**Supplied passage:**
>> START
Cezzaine Zaher for Xata

Posted on Aug 5 • Originally published at xata.io

pgroll update 0.6.0

#postgres #database #news #opensource

pgroll is Xata's open-source schema migration tool for Postgres. The feature that sets it apart from other migration tools is its ability to perform multi-version schema migrations using the expand/contract pattern: while a migration is in progress, pgroll is able to present two versions of your database schema to client applications - the old version and the new. This means that client applications that depend on the old version of the database schema continue to function while the migration is in progress, making application deployments much simpler. Gone are the days of having to perform complicated multi-step workflows to do simple schema changes without breaking clients.

pgroll is open-source under the Apache-2.0 license and developed in the open on GitHub.

We released pgroll v0.1.0 in October 2023. Since then we've made eight further releases as we continue to build pgroll and turn it into a first-class open-source schema migration tool for Postgres.

In this post we'll have a look at the changes that went into the most recent release, v0.6.0.

What's new in pgroll v0.6.0

There was a three month gap between the release of v0.5.0 and v0.6.0. As a result the changelog for v0.6.0 is fairly extensive:

We'll pick out a few highlights from the changelog rather than going through every change in detail 😴

Retry on lock timeout errors

We actually wrote an entire blog post about the Postgres lock graph and why it's important for a migration tool like pgroll to use appropriate lock_timeout values on DDL statements and to automatically backoff and retry on lock aquisition failures. As of v0.6.0, pgroll now does exactly this. Rather than repeat the same information here, take a look at our blog post on schema migrations and the Postgres lock queue.
>> END
(Raw records)
>> START
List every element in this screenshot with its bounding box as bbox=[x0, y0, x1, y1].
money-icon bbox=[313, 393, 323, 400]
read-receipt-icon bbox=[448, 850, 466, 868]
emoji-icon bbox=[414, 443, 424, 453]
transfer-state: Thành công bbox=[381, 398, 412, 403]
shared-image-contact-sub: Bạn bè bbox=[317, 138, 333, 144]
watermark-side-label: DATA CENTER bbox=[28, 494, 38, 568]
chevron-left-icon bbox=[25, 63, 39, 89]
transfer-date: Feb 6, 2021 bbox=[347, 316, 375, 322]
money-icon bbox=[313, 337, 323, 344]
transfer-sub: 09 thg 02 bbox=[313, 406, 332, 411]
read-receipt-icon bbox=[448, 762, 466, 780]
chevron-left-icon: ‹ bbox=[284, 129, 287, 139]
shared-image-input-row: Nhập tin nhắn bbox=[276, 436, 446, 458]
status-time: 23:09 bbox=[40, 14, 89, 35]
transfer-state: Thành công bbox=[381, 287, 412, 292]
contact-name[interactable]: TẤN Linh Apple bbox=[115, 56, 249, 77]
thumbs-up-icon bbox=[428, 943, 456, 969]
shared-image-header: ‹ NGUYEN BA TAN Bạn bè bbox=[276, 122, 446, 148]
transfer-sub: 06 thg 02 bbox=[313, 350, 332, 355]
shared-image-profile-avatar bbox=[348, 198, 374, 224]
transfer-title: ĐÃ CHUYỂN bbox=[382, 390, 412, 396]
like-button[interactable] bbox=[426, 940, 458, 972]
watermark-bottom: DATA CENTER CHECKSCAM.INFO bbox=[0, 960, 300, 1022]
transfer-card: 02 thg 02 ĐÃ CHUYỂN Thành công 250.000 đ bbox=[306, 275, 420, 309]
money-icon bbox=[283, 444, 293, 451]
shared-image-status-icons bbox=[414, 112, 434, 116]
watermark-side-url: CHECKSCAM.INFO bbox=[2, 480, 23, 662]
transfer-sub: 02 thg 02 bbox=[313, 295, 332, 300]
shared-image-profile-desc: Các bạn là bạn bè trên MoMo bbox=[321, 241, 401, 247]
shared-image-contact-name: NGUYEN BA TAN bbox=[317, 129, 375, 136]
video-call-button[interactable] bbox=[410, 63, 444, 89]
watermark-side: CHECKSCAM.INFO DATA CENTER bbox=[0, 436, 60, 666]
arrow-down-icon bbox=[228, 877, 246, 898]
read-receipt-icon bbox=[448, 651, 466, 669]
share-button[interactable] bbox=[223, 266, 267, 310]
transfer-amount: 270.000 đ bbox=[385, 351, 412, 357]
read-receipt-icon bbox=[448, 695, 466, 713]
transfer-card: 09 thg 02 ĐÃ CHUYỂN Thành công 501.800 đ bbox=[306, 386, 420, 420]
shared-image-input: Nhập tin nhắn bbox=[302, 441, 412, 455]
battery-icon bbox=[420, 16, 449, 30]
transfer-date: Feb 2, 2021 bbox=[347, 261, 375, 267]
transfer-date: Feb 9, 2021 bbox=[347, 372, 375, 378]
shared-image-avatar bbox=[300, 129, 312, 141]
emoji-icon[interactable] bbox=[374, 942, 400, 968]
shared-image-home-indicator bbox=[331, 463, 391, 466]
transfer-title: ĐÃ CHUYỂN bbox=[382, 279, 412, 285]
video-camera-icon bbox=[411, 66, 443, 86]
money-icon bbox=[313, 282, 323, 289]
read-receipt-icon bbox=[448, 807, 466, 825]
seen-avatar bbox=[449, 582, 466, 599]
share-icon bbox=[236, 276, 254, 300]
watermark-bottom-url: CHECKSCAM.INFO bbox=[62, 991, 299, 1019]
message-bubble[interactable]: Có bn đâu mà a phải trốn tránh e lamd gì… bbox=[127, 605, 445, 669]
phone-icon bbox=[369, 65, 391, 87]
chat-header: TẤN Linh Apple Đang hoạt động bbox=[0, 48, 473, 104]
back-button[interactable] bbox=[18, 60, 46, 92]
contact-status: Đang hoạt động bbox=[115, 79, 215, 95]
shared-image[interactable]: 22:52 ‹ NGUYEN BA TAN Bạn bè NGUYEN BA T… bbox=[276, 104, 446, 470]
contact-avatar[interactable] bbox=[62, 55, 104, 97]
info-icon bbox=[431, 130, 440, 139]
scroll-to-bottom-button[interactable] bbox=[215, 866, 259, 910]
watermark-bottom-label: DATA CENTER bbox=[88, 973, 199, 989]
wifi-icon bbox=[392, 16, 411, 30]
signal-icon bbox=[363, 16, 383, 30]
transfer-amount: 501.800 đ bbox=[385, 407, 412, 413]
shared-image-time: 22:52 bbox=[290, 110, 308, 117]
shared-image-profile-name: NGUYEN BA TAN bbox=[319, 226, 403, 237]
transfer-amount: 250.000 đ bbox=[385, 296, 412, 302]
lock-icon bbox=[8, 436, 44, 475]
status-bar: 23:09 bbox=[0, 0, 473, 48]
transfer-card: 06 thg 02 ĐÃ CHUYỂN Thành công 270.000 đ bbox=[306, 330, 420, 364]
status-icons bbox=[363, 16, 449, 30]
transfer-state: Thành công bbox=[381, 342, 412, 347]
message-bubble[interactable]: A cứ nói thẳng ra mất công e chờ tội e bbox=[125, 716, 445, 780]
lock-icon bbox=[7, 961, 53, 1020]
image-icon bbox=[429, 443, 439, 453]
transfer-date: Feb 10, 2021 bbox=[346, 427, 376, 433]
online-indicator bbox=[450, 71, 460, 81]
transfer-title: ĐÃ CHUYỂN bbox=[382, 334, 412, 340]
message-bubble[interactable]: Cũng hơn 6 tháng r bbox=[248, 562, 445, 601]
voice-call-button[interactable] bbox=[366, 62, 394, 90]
>> END
**Required actions:**
- a) Decide whether each statement agrees with the pgroll v0.6.0 post, answering yes or no and quoting the words from the post that settle it: (i) pgroll v0.1.0 came out in October 2023; (ii) pgroll is distributed under the MIT license; (iii) six months passed between the v0.5.0 and v0.6.0 releases.
- b) Continue the pgroll v0.6.0 post from its last sentence.

**Responses in order:**
- a)
(i) Yes: "We released pgroll v0.1.0 in October 2023."
(ii) No: "pgroll is open-source under the Apache-2.0 license"
(iii) No: "There was a three month gap between the release of v0.5.0 and v0.6.0."

- b)
Run all DDL operations before running any data migrations

pgroll runs migrations using the expand/contract pattern which means that, for example, when adding a constraint to a column pgroll will create a new column, add the constraint to the new column and run a data migration to move data from the old column to the new, using the user-defined up and down SQL expressions in the migration file. The old column will be removed on migration completion.

As of v0.6.0, pgroll will now run all DDL operations before running any data migrations. Previously, any data migrations required by a pgroll operation would run inline immediately after the operation that required it. Data migrations are the most time-consuming part of a migration so by running them in a group after DDL has completed, pgroll ensures that the database schema is fully expanded before running data migrations. This also opens the door to allowing finer control over the data migration process in future releases, for example providing control over batch sizes, controlling the rate of data migrations or even running the data migration phase as an entirely separate step some time after DDL has completed.

Modification of column default values

pgroll now supports changing column DEFAULT values. A migration to do so looks like this:

{
  "name": "02_change_default",
  "operations": [
    {
      "alter_column": {
        "table": "events",
        "column": "name",
        "default": "'new default value'"
      }
    }
  ]
}

Changing a column default is a versioned operation so the column to which the new default is applied is duplicated and backfilled according to the up and down SQL supplied with the 'alter column' operation. up and down default to a simple copy of the field between new and old columns.

See the documentation for the alter column operation for more information.

Changing multiple column properties in one operation

One significant limitation in versions of pgroll prior to v0.6.0 was that alter_column operations could only change one 'property' of a column at a time. If, for example, you wanted to set a column to NOT NULL and add a CHECK constraint at the same time this would have to be done as successive migrations. As of v0.6.0 however, there is no restriction on the number of changes that can be made to the same column in the one operation.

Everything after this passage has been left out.